◆ **THE INPUT**:
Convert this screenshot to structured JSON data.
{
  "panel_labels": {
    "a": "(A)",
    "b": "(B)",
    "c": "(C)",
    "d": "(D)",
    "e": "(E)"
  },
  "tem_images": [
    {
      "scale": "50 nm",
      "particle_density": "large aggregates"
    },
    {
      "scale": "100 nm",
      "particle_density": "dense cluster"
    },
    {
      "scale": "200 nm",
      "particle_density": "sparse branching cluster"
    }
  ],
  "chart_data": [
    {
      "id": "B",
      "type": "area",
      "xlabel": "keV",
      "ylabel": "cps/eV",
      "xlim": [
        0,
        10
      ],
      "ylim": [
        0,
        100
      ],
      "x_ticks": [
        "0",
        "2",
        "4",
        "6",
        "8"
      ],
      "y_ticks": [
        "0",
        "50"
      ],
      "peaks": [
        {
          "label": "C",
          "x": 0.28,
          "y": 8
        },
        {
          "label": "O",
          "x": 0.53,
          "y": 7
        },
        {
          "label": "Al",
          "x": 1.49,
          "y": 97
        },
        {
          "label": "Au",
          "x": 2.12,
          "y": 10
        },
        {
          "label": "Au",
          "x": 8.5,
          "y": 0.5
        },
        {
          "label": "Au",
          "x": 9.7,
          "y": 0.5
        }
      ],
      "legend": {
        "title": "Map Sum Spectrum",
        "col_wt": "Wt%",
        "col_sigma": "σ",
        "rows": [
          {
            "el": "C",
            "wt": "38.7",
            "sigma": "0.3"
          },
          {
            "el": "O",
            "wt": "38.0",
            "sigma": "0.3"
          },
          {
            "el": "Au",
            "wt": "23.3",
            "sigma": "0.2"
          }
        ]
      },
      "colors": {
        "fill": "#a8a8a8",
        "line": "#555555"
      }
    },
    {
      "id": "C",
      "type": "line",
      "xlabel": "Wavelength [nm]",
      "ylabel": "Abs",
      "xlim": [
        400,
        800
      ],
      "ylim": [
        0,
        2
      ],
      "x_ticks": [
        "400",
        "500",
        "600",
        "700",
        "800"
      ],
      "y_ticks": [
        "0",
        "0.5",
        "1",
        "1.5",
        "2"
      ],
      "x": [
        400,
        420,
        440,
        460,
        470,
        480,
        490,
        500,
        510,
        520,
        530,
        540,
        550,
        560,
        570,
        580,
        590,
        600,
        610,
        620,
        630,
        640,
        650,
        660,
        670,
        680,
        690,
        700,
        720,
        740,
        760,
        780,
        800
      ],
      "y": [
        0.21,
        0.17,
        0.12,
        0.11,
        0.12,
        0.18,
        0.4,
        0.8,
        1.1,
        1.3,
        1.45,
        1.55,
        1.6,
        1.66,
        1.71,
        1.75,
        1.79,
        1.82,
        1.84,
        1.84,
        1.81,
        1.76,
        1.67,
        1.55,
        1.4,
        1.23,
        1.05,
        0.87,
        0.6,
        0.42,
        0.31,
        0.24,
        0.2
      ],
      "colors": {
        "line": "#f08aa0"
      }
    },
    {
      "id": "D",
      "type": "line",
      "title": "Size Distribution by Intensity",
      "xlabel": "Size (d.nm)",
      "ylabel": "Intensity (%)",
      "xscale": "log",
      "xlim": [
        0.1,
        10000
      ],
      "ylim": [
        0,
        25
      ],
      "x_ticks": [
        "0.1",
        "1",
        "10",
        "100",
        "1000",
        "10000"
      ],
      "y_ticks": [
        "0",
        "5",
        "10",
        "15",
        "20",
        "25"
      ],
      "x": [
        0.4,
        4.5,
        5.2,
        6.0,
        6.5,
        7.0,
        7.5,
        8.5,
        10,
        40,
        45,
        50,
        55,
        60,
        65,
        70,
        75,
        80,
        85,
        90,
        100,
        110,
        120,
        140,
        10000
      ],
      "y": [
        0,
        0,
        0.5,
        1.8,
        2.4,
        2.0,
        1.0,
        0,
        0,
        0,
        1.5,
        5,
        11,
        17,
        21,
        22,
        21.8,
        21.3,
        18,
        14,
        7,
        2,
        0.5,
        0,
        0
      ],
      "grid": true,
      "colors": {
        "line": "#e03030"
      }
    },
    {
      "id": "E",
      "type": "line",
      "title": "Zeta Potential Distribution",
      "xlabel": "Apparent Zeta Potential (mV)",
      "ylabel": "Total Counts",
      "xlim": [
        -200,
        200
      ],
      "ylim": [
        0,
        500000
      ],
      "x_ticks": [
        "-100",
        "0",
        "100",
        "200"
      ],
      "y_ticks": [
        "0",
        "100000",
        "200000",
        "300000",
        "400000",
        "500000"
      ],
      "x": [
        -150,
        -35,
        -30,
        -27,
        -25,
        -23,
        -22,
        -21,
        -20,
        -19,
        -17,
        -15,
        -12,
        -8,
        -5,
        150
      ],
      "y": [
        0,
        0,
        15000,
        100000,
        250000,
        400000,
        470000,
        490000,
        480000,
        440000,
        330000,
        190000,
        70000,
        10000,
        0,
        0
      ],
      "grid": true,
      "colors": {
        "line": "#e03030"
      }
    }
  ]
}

◆ **GIVEN REQUEST**: Extract all lines as given.

◆ **FULL OUTPUT**:
Convert this screenshot to structured JSON data.
{
  "panel_labels": {
    "a": "(A)",
    "b": "(B)",
    "c": "(C)",
    "d": "(D)",
    "e": "(E)"
  },
  "tem_images": [
    {
      "scale": "50 nm",
      "particle_density": "large aggregates"
    },
    {
      "scale": "100 nm",
      "particle_density": "dense cluster"
    },
    {
      "scale": "200 nm",
      "particle_density": "sparse branching cluster"
    }
  ],
  "chart_data": [
    {
      "id": "B",
      "type": "area",
      "xlabel": "keV",
      "ylabel": "cps/eV",
      "xlim": [
        0,
        10
      ],
      "ylim": [
        0,
        100
      ],
      "x_ticks": [
        "0",
        "2",
        "4",
        "6",
        "8"
      ],
      "y_ticks": [
        "0",
        "50"
      ],
      "peaks": [
        {
          "label": "C",
          "x": 0.28,
          "y": 8
        },
        {
          "label": "O",
          "x": 0.53,
          "y": 7
        },
        {
          "label": "Al",
          "x": 1.49,
          "y": 97
        },
        {
          "label": "Au",
          "x": 2.12,
          "y": 10
        },
        {
          "label": "Au",
          "x": 8.5,
          "y": 0.5
        },
        {
          "label": "Au",
          "x": 9.7,
          "y": 0.5
        }
      ],
      "legend": {
        "title": "Map Sum Spectrum",
        "col_wt": "Wt%",
        "col_sigma": "σ",
        "rows": [
          {
            "el": "C",
            "wt": "38.7",
            "sigma": "0.3"
          },
          {
            "el": "O",
            "wt": "38.0",
            "sigma": "0.3"
          },
          {
            "el": "Au",
            "wt": "23.3",
            "sigma": "0.2"
          }
        ]
      },
      "colors": {
        "fill": "#a8a8a8",
        "line": "#555555"
      }
    },
    {
      "id": "C",
      "type": "line",
      "xlabel": "Wavelength [nm]",
      "ylabel": "Abs",
      "xlim": [
        400,
        800
      ],
      "ylim": [
        0,
        2
      ],
      "x_ticks": [
        "400",
        "500",
        "600",
        "700",
        "800"
      ],
      "y_ticks": [
        "0",
        "0.5",
        "1",
        "1.5",
        "2"
      ],
      "x": [
        400,
        420,
        440,
        460,
        470,
        480,
        490,
        500,
        510,
        520,
        530,
        540,
        550,
        560,
        570,
        580,
        590,
        600,
        610,
        620,
        630,
        640,
        650,
        660,
        670,
        680,
        690,
        700,
        720,
        740,
        760,
        780,
        800
      ],
      "y": [
        0.21,
        0.17,
        0.12,
        0.11,
        0.12,
        0.18,
        0.4,
        0.8,
        1.1,
        1.3,
        1.45,
        1.55,
        1.6,
        1.66,
        1.71,
        1.75,
        1.79,
        1.82,
        1.84,
        1.84,
        1.81,
        1.76,
        1.67,
        1.55,
        1.4,
        1.23,
        1.05,
        0.87,
        0.6,
        0.42,
        0.31,
        0.24,
        0.2
      ],
      "colors": {
        "line": "#f08aa0"
      }
    },
    {
      "id": "D",
      "type": "line",
      "title": "Size Distribution by Intensity",
      "xlabel": "Size (d.nm)",
      "ylabel": "Intensity (%)",
      "xscale": "log",
      "xlim": [
        0.1,
        10000
      ],
      "ylim": [
        0,
        25
      ],
      "x_ticks": [
        "0.1",
        "1",
        "10",
        "100",
        "1000",
        "10000"
      ],
      "y_ticks": [
        "0",
        "5",
        "10",
        "15",
        "20",
        "25"
      ],
      "x": [
        0.4,
        4.5,
        5.2,
        6.0,
        6.5,
        7.0,
        7.5,
        8.5,
        10,
        40,
        45,
        50,
        55,
        60,
        65,
        70,
        75,
        80,
        85,
        90,
        100,
        110,
        120,
        140,
        10000
      ],
      "y": [
        0,
        0,
        0.5,
        1.8,
        2.4,
        2.0,
        1.0,
        0,
        0,
        0,
        1.5,
        5,
        11,
        17,
        21,
        22,
        21.8,
        21.3,
        18,
        14,
        7,
        2,
        0.5,
        0,
        0
      ],
      "grid": true,
      "colors": {
        "line": "#e03030"
      }
    },
    {
      "id": "E",
      "type": "line",
      "title": "Zeta Potential Distribution",
      "xlabel": "Apparent Zeta Potential (mV)",
      "ylabel": "Total Counts",
      "xlim": [
        -200,
        200
      ],
      "ylim": [
        0,
        500000
      ],
      "x_ticks": [
        "-100",
        "0",
        "100",
        "200"
      ],
      "y_ticks": [
        "0",
        "100000",
        "200000",
        "300000",
        "400000",
        "500000"
      ],
      "x": [
        -150,
        -35,
        -30,
        -27,
        -25,
        -23,
        -22,
        -21,
        -20,
        -19,
        -17,
        -15,
        -12,
        -8,
        -5,
        150
      ],
      "y": [
        0,
        0,
        15000,
        100000,
        250000,
        400000,
        470000,
        490000,
        480000,
        440000,
        330000,
        190000,
        70000,
        10000,
        0,
        0
      ],
      "grid": true,
      "colors": {
        "line": "#e03030"
      }
    }
  ]
}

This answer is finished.